-------- INFORMATION
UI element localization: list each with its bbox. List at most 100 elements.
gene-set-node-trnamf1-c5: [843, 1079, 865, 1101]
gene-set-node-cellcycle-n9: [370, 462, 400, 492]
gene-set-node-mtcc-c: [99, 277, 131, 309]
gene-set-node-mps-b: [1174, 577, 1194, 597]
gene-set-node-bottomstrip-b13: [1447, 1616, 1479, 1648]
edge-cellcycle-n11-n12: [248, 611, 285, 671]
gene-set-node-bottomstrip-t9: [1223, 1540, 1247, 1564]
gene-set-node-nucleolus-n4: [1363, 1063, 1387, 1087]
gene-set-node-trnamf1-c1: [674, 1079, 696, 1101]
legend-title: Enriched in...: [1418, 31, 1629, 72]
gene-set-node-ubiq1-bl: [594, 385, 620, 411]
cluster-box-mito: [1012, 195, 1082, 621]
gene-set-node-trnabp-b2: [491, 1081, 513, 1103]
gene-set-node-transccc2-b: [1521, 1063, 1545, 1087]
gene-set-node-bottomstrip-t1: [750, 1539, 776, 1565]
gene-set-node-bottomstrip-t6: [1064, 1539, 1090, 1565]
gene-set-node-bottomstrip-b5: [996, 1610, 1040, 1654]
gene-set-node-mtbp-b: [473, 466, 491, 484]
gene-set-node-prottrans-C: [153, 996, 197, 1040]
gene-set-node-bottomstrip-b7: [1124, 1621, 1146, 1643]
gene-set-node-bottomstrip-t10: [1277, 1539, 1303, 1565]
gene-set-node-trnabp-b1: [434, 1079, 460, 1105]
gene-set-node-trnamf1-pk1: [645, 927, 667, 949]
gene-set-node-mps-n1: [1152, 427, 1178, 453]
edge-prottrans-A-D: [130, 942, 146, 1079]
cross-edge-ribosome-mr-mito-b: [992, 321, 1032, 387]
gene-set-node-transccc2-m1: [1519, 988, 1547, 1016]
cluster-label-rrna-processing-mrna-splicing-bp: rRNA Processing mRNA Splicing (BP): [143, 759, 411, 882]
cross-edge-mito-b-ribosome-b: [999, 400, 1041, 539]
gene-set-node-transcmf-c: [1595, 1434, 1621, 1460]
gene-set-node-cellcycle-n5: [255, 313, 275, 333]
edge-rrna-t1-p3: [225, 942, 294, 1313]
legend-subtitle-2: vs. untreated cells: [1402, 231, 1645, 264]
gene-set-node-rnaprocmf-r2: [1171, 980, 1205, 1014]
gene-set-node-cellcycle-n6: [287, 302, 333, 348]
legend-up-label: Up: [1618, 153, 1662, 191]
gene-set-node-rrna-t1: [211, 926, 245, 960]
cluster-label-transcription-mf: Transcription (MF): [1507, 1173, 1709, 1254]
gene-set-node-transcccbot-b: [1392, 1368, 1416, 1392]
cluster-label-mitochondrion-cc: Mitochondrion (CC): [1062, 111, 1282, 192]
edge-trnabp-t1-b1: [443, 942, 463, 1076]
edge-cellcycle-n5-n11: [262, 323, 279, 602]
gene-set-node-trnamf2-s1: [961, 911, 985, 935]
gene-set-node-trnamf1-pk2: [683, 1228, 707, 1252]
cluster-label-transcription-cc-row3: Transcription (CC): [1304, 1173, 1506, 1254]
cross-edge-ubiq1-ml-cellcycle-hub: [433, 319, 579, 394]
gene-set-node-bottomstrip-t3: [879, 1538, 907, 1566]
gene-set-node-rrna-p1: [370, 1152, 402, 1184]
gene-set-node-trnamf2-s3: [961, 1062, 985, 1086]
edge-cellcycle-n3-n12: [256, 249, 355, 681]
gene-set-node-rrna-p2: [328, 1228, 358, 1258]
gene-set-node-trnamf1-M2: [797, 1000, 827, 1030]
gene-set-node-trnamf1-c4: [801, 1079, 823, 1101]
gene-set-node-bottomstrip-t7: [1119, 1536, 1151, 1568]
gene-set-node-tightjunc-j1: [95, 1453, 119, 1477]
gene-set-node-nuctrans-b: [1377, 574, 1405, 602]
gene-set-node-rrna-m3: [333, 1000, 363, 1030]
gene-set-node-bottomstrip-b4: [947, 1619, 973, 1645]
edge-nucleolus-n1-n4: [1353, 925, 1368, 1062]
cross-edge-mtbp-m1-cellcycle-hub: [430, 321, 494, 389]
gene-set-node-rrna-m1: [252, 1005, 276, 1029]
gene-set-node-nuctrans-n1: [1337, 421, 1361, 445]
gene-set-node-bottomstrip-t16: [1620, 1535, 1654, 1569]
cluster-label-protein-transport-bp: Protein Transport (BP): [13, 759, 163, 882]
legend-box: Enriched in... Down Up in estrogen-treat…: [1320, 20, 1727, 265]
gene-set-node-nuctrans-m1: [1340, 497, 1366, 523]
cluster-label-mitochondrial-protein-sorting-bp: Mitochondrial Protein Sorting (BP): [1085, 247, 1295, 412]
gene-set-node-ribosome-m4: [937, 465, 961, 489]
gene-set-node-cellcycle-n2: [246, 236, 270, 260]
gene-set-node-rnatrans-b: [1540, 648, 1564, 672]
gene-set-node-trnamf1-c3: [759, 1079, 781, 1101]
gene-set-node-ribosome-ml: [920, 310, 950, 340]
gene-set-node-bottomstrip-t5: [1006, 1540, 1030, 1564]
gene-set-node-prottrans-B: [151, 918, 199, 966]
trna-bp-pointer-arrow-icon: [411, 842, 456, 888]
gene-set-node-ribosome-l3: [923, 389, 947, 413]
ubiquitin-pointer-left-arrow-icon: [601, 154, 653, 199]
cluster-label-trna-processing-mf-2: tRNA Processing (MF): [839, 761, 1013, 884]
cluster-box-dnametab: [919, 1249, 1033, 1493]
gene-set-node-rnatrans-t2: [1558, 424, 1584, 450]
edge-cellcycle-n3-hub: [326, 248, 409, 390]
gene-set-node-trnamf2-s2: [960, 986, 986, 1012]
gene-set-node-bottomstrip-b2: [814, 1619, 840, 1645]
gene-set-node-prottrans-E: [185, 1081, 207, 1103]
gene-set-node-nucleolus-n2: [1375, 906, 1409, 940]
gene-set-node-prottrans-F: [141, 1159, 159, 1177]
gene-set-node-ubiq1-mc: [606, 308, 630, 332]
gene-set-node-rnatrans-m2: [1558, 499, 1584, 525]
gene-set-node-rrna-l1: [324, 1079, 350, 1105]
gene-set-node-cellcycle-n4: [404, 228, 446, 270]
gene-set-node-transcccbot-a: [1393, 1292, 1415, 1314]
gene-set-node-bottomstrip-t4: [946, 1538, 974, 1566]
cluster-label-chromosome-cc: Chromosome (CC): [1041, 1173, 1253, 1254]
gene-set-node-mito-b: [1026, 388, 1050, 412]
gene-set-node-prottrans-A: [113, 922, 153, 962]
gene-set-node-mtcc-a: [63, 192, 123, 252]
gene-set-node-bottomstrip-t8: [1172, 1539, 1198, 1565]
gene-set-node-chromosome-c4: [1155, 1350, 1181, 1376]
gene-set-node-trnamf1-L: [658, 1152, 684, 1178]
----------------
## YOUR ASSIGNMENT
Go through the entries above and restate each one exactly.

## WRITTEN SOLUTION
UI element localization: list each with its bbox. List at most 100 elements.
gene-set-node-trnamf1-c5: [843, 1079, 865, 1101]
gene-set-node-cellcycle-n9: [370, 462, 400, 492]
gene-set-node-mtcc-c: [99, 277, 131, 309]
gene-set-node-mps-b: [1174, 577, 1194, 597]
gene-set-node-bottomstrip-b13: [1447, 1616, 1479, 1648]
edge-cellcycle-n11-n12: [248, 611, 285, 671]
gene-set-node-bottomstrip-t9: [1223, 1540, 1247, 1564]
gene-set-node-nucleolus-n4: [1363, 1063, 1387, 1087]
gene-set-node-trnamf1-c1: [674, 1079, 696, 1101]
legend-title: Enriched in...: [1418, 31, 1629, 72]
gene-set-node-ubiq1-bl: [594, 385, 620, 411]
cluster-box-mito: [1012, 195, 1082, 621]
gene-set-node-trnabp-b2: [491, 1081, 513, 1103]
gene-set-node-transccc2-b: [1521, 1063, 1545, 1087]
gene-set-node-bottomstrip-t1: [750, 1539, 776, 1565]
gene-set-node-bottomstrip-t6: [1064, 1539, 1090, 1565]
gene-set-node-bottomstrip-b5: [996, 1610, 1040, 1654]
gene-set-node-mtbp-b: [473, 466, 491, 484]
gene-set-node-prottrans-C: [153, 996, 197, 1040]
gene-set-node-bottomstrip-b7: [1124, 1621, 1146, 1643]
gene-set-node-bottomstrip-t10: [1277, 1539, 1303, 1565]
gene-set-node-trnabp-b1: [434, 1079, 460, 1105]
gene-set-node-trnamf1-pk1: [645, 927, 667, 949]
gene-set-node-mps-n1: [1152, 427, 1178, 453]
edge-prottrans-A-D: [130, 942, 146, 1079]
cross-edge-ribosome-mr-mito-b: [992, 321, 1032, 387]
gene-set-node-transccc2-m1: [1519, 988, 1547, 1016]
cluster-label-rrna-processing-mrna-splicing-bp: rRNA Processing mRNA Splicing (BP): [143, 759, 411, 882]
cross-edge-mito-b-ribosome-b: [999, 400, 1041, 539]
gene-set-node-transcmf-c: [1595, 1434, 1621, 1460]
gene-set-node-cellcycle-n5: [255, 313, 275, 333]
edge-rrna-t1-p3: [225, 942, 294, 1313]
legend-subtitle-2: vs. untreated cells: [1402, 231, 1645, 264]
gene-set-node-rnaprocmf-r2: [1171, 980, 1205, 1014]
gene-set-node-cellcycle-n6: [287, 302, 333, 348]
legend-up-label: Up: [1618, 153, 1662, 191]
gene-set-node-rrna-t1: [211, 926, 245, 960]
cluster-label-transcription-mf: Transcription (MF): [1507, 1173, 1709, 1254]
gene-set-node-transcccbot-b: [1392, 1368, 1416, 1392]
cluster-label-mitochondrion-cc: Mitochondrion (CC): [1062, 111, 1282, 192]
edge-trnabp-t1-b1: [443, 942, 463, 1076]
edge-cellcycle-n5-n11: [262, 323, 279, 602]
gene-set-node-trnamf2-s1: [961, 911, 985, 935]
gene-set-node-trnamf1-pk2: [683, 1228, 707, 1252]
cluster-label-transcription-cc-row3: Transcription (CC): [1304, 1173, 1506, 1254]
cross-edge-ubiq1-ml-cellcycle-hub: [433, 319, 579, 394]
gene-set-node-bottomstrip-t3: [879, 1538, 907, 1566]
gene-set-node-rrna-p1: [370, 1152, 402, 1184]
gene-set-node-trnamf2-s3: [961, 1062, 985, 1086]
edge-cellcycle-n3-n12: [256, 249, 355, 681]
gene-set-node-rrna-p2: [328, 1228, 358, 1258]
gene-set-node-trnamf1-M2: [797, 1000, 827, 1030]
gene-set-node-trnamf1-c4: [801, 1079, 823, 1101]
gene-set-node-bottomstrip-t7: [1119, 1536, 1151, 1568]
gene-set-node-tightjunc-j1: [95, 1453, 119, 1477]
gene-set-node-nuctrans-b: [1377, 574, 1405, 602]
gene-set-node-rrna-m3: [333, 1000, 363, 1030]
gene-set-node-bottomstrip-b4: [947, 1619, 973, 1645]
edge-nucleolus-n1-n4: [1353, 925, 1368, 1062]
cross-edge-mtbp-m1-cellcycle-hub: [430, 321, 494, 389]
gene-set-node-rrna-m1: [252, 1005, 276, 1029]
gene-set-node-nuctrans-n1: [1337, 421, 1361, 445]
gene-set-node-bottomstrip-t16: [1620, 1535, 1654, 1569]
cluster-label-protein-transport-bp: Protein Transport (BP): [13, 759, 163, 882]
legend-box: Enriched in... Down Up in estrogen-treat…: [1320, 20, 1727, 265]
gene-set-node-nuctrans-m1: [1340, 497, 1366, 523]
cluster-label-mitochondrial-protein-sorting-bp: Mitochondrial Protein Sorting (BP): [1085, 247, 1295, 412]
gene-set-node-ribosome-m4: [937, 465, 961, 489]
gene-set-node-cellcycle-n2: [246, 236, 270, 260]
gene-set-node-rnatrans-b: [1540, 648, 1564, 672]
gene-set-node-trnamf1-c3: [759, 1079, 781, 1101]
gene-set-node-ribosome-ml: [920, 310, 950, 340]
gene-set-node-bottomstrip-t5: [1006, 1540, 1030, 1564]
gene-set-node-prottrans-B: [151, 918, 199, 966]
trna-bp-pointer-arrow-icon: [411, 842, 456, 888]
gene-set-node-ribosome-l3: [923, 389, 947, 413]
ubiquitin-pointer-left-arrow-icon: [601, 154, 653, 199]
cluster-label-trna-processing-mf-2: tRNA Processing (MF): [839, 761, 1013, 884]
cluster-box-dnametab: [919, 1249, 1033, 1493]
gene-set-node-rnatrans-t2: [1558, 424, 1584, 450]
edge-cellcycle-n3-hub: [326, 248, 409, 390]
gene-set-node-trnamf2-s2: [960, 986, 986, 1012]
gene-set-node-bottomstrip-b2: [814, 1619, 840, 1645]
gene-set-node-prottrans-E: [185, 1081, 207, 1103]
gene-set-node-nucleolus-n2: [1375, 906, 1409, 940]
gene-set-node-prottrans-F: [141, 1159, 159, 1177]
gene-set-node-ubiq1-mc: [606, 308, 630, 332]
gene-set-node-rnatrans-m2: [1558, 499, 1584, 525]
gene-set-node-rrna-l1: [324, 1079, 350, 1105]
gene-set-node-cellcycle-n4: [404, 228, 446, 270]
gene-set-node-transcccbot-a: [1393, 1292, 1415, 1314]
gene-set-node-bottomstrip-t4: [946, 1538, 974, 1566]
cluster-label-chromosome-cc: Chromosome (CC): [1041, 1173, 1253, 1254]
gene-set-node-mito-b: [1026, 388, 1050, 412]
gene-set-node-prottrans-A: [113, 922, 153, 962]
gene-set-node-mtcc-a: [63, 192, 123, 252]
gene-set-node-bottomstrip-t8: [1172, 1539, 1198, 1565]
gene-set-node-chromosome-c4: [1155, 1350, 1181, 1376]
gene-set-node-trnamf1-L: [658, 1152, 684, 1178]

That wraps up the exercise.